■ **WHAT YOU HAVE TO DO**: Show all lines from the data that include the word "JSON".

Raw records
※ ※ ※
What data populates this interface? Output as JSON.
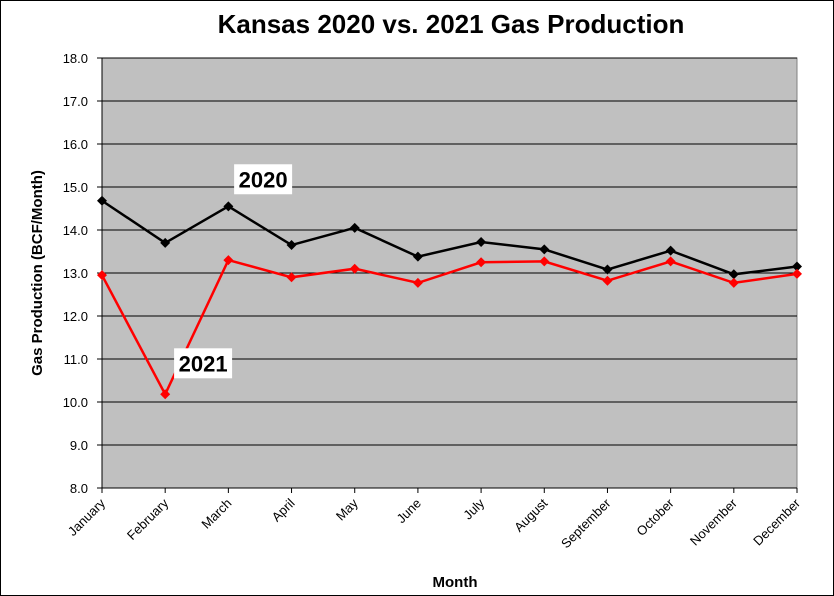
{
  "chart_data": {
    "type": "line",
    "title": "Kansas 2020 vs. 2021 Gas Production",
    "xlabel": "Month",
    "ylabel": "Gas Production (BCF/Month)",
    "ylim": [
      8.0,
      18.0
    ],
    "yticks": [
      "8.0",
      "9.0",
      "10.0",
      "11.0",
      "12.0",
      "13.0",
      "14.0",
      "15.0",
      "16.0",
      "17.0",
      "18.0"
    ],
    "grid": true,
    "categories": [
      "January",
      "February",
      "March",
      "April",
      "May",
      "June",
      "July",
      "August",
      "September",
      "October",
      "November",
      "December"
    ],
    "series": [
      {
        "name": "2020",
        "color": "#000000",
        "values": [
          14.68,
          13.7,
          14.55,
          13.65,
          14.05,
          13.38,
          13.72,
          13.55,
          13.08,
          13.52,
          12.97,
          13.15
        ]
      },
      {
        "name": "2021",
        "color": "#ff0000",
        "values": [
          12.95,
          10.18,
          13.3,
          12.9,
          13.1,
          12.77,
          13.25,
          13.27,
          12.82,
          13.27,
          12.77,
          12.98
        ]
      }
    ],
    "plot_background": "#c0c0c0"
  }
}
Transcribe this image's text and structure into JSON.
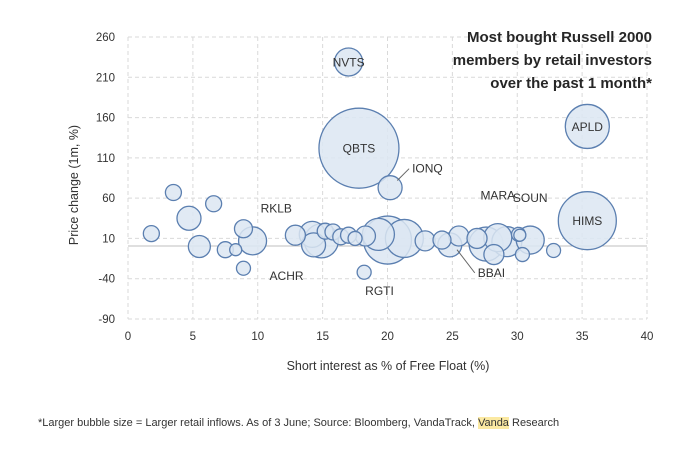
{
  "chart_data": {
    "type": "scatter",
    "title": [
      "Most bought Russell 2000",
      "members by retail investors",
      "over the past 1 month*"
    ],
    "xlabel": "Short interest as % of Free Float (%)",
    "ylabel": "Price change (1m, %)",
    "xlim": [
      0,
      40
    ],
    "ylim": [
      -90,
      260
    ],
    "xticks": [
      "0",
      "5",
      "10",
      "15",
      "20",
      "25",
      "30",
      "35",
      "40"
    ],
    "yticks": [
      "260",
      "210",
      "160",
      "110",
      "60",
      "10",
      "-40",
      "-90"
    ],
    "grid": true,
    "bubble_fill": "#dce6f2",
    "bubble_stroke": "#5b7fb0",
    "points": [
      {
        "x": 17.0,
        "y": 229,
        "size": 14,
        "label": "NVTS",
        "label_inside": true
      },
      {
        "x": 17.8,
        "y": 122,
        "size": 40,
        "label": "QBTS",
        "label_inside": true
      },
      {
        "x": 35.4,
        "y": 149,
        "size": 22,
        "label": "APLD",
        "label_inside": true
      },
      {
        "x": 35.4,
        "y": 32,
        "size": 29,
        "label": "HIMS",
        "label_inside": true
      },
      {
        "x": 20.2,
        "y": 73,
        "size": 12,
        "label": "IONQ",
        "label_inside": false
      },
      {
        "x": 14.2,
        "y": 15,
        "size": 13,
        "label": "RKLB",
        "label_inside": false
      },
      {
        "x": 14.3,
        "y": 2,
        "size": 12,
        "label": "ACHR",
        "label_inside": false
      },
      {
        "x": 20.0,
        "y": 8,
        "size": 24,
        "label": "RGTI",
        "label_inside": false
      },
      {
        "x": 24.8,
        "y": 2,
        "size": 12,
        "label": "BBAI",
        "label_inside": false
      },
      {
        "x": 28.5,
        "y": 11,
        "size": 14,
        "label": "MARA",
        "label_inside": false
      },
      {
        "x": 31.0,
        "y": 8,
        "size": 14,
        "label": "SOUN",
        "label_inside": false
      },
      {
        "x": 1.8,
        "y": 16,
        "size": 8
      },
      {
        "x": 3.5,
        "y": 67,
        "size": 8
      },
      {
        "x": 4.7,
        "y": 35,
        "size": 12
      },
      {
        "x": 5.5,
        "y": 0,
        "size": 11
      },
      {
        "x": 6.6,
        "y": 53,
        "size": 8
      },
      {
        "x": 7.5,
        "y": -4,
        "size": 8
      },
      {
        "x": 8.3,
        "y": -4,
        "size": 6
      },
      {
        "x": 8.9,
        "y": 22,
        "size": 9
      },
      {
        "x": 8.9,
        "y": -27,
        "size": 7
      },
      {
        "x": 9.6,
        "y": 7,
        "size": 14
      },
      {
        "x": 12.9,
        "y": 14,
        "size": 10
      },
      {
        "x": 14.9,
        "y": 7,
        "size": 17
      },
      {
        "x": 15.2,
        "y": 19,
        "size": 8
      },
      {
        "x": 15.8,
        "y": 18,
        "size": 8
      },
      {
        "x": 16.4,
        "y": 12,
        "size": 8
      },
      {
        "x": 17.0,
        "y": 14,
        "size": 8
      },
      {
        "x": 17.5,
        "y": 10,
        "size": 7
      },
      {
        "x": 18.3,
        "y": 13,
        "size": 10
      },
      {
        "x": 18.2,
        "y": -32,
        "size": 7
      },
      {
        "x": 19.3,
        "y": 15,
        "size": 16
      },
      {
        "x": 21.3,
        "y": 10,
        "size": 19
      },
      {
        "x": 22.9,
        "y": 7,
        "size": 10
      },
      {
        "x": 24.2,
        "y": 8,
        "size": 9
      },
      {
        "x": 25.5,
        "y": 13,
        "size": 10
      },
      {
        "x": 26.9,
        "y": 10,
        "size": 10
      },
      {
        "x": 27.6,
        "y": 3,
        "size": 17
      },
      {
        "x": 28.2,
        "y": -10,
        "size": 10
      },
      {
        "x": 29.2,
        "y": 6,
        "size": 15
      },
      {
        "x": 30.1,
        "y": 15,
        "size": 7
      },
      {
        "x": 30.4,
        "y": -10,
        "size": 7
      },
      {
        "x": 30.2,
        "y": 14,
        "size": 6
      },
      {
        "x": 32.8,
        "y": -5,
        "size": 7
      }
    ],
    "footnote": [
      "*Larger bubble size = Larger retail inflows. As of 3 June; Source: Bloomberg, VandaTrack, ",
      "Vanda",
      " Research"
    ]
  }
}
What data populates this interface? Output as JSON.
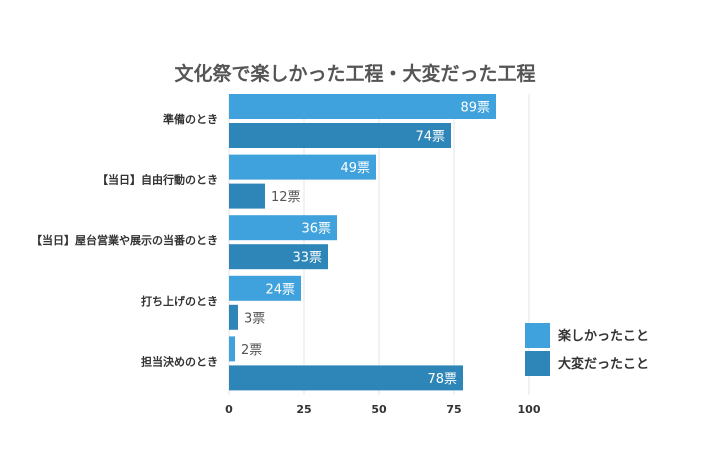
{
  "chart_data": {
    "type": "bar",
    "orientation": "horizontal",
    "title": "文化祭で楽しかった工程・大変だった工程",
    "categories": [
      "準備のとき",
      "【当日】自由行動のとき",
      "【当日】屋台営業や展示の当番のとき",
      "打ち上げのとき",
      "担当決めのとき"
    ],
    "series": [
      {
        "name": "楽しかったこと",
        "values": [
          89,
          49,
          36,
          24,
          2
        ],
        "labels": [
          "89票",
          "49票",
          "36票",
          "24票",
          "2票"
        ]
      },
      {
        "name": "大変だったこと",
        "values": [
          74,
          12,
          33,
          3,
          78
        ],
        "labels": [
          "74票",
          "12票",
          "33票",
          "3票",
          "78票"
        ]
      }
    ],
    "xlim": [
      0,
      100
    ],
    "xticks": [
      0,
      25,
      50,
      75,
      100
    ],
    "xtick_labels": [
      "0",
      "25",
      "50",
      "75",
      "100"
    ],
    "grid": true,
    "legend_position": "right",
    "colors": [
      "#3fa2dc",
      "#2e86b8"
    ],
    "grid_color": "#e6e6e6"
  }
}
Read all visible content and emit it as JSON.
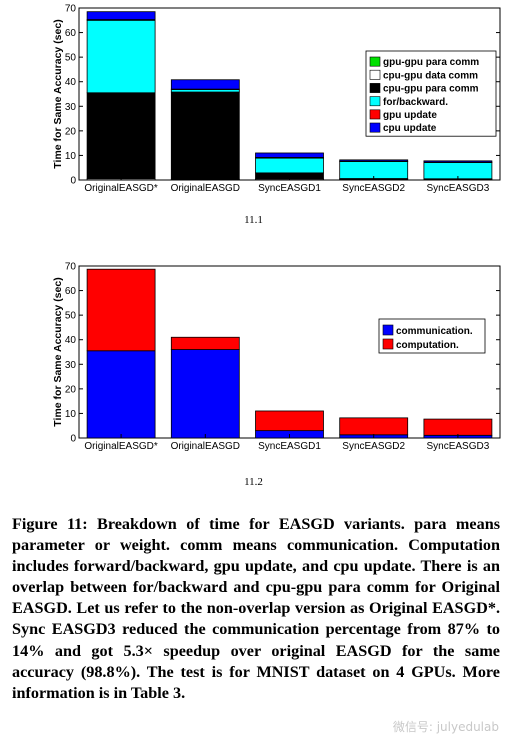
{
  "chart_data": [
    {
      "type": "bar",
      "stacked": true,
      "title": "",
      "xlabel": "",
      "ylabel": "Time for Same Accuracy (sec)",
      "ylim": [
        0,
        70
      ],
      "yticks": [
        0,
        10,
        20,
        30,
        40,
        50,
        60,
        70
      ],
      "categories": [
        "OriginalEASGD*",
        "OriginalEASGD",
        "SyncEASGD1",
        "SyncEASGD2",
        "SyncEASGD3"
      ],
      "legend_position": "right",
      "series": [
        {
          "name": "gpu-gpu para comm",
          "color": "#00e000",
          "values": [
            0,
            0,
            0,
            0.3,
            0.2
          ]
        },
        {
          "name": "cpu-gpu data comm",
          "color": "#ffffff",
          "values": [
            0.5,
            0.3,
            0.4,
            0.3,
            0.3
          ]
        },
        {
          "name": "cpu-gpu para comm",
          "color": "#000000",
          "values": [
            35,
            35.5,
            2.5,
            0,
            0
          ]
        },
        {
          "name": "for/backward.",
          "color": "#00ffff",
          "values": [
            29.5,
            1,
            6,
            6.9,
            6.6
          ]
        },
        {
          "name": "gpu update",
          "color": "#ff0000",
          "values": [
            0.3,
            0.2,
            0.3,
            0.2,
            0.2
          ]
        },
        {
          "name": "cpu update",
          "color": "#0000ff",
          "values": [
            3.2,
            3.8,
            1.8,
            0.5,
            0.5
          ]
        }
      ]
    },
    {
      "type": "bar",
      "stacked": true,
      "title": "",
      "xlabel": "",
      "ylabel": "Time for Same Accuracy (sec)",
      "ylim": [
        0,
        70
      ],
      "yticks": [
        0,
        10,
        20,
        30,
        40,
        50,
        60,
        70
      ],
      "categories": [
        "OriginalEASGD*",
        "OriginalEASGD",
        "SyncEASGD1",
        "SyncEASGD2",
        "SyncEASGD3"
      ],
      "legend_position": "right",
      "series": [
        {
          "name": "communication.",
          "color": "#0000ff",
          "values": [
            35.5,
            36,
            3,
            1.3,
            1.1
          ]
        },
        {
          "name": "computation.",
          "color": "#ff0000",
          "values": [
            33.2,
            5,
            8,
            6.9,
            6.6
          ]
        }
      ]
    }
  ],
  "subfig_labels": [
    "11.1",
    "11.2"
  ],
  "caption": "Figure 11: Breakdown of time for EASGD variants. para means parameter or weight. comm means communication. Computation includes forward/backward, gpu update, and cpu update. There is an overlap between for/backward and cpu-gpu para comm for Original EASGD. Let us refer to the non-overlap version as Original EASGD*. Sync EASGD3 reduced the communication percentage from 87% to 14% and got 5.3× speedup over original EASGD for the same accuracy (98.8%). The test is for MNIST dataset on 4 GPUs. More information is in Table 3.",
  "watermark": "微信号: julyedulab"
}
※ ※ ※
■ **SOLUTION TO THIS EXERCISE**:
What data populates this interface? Output as JSON.
Transcribe this image's text and structure into JSON.
What data populates this interface? Output as JSON.
Read all visible content and emit it as JSON.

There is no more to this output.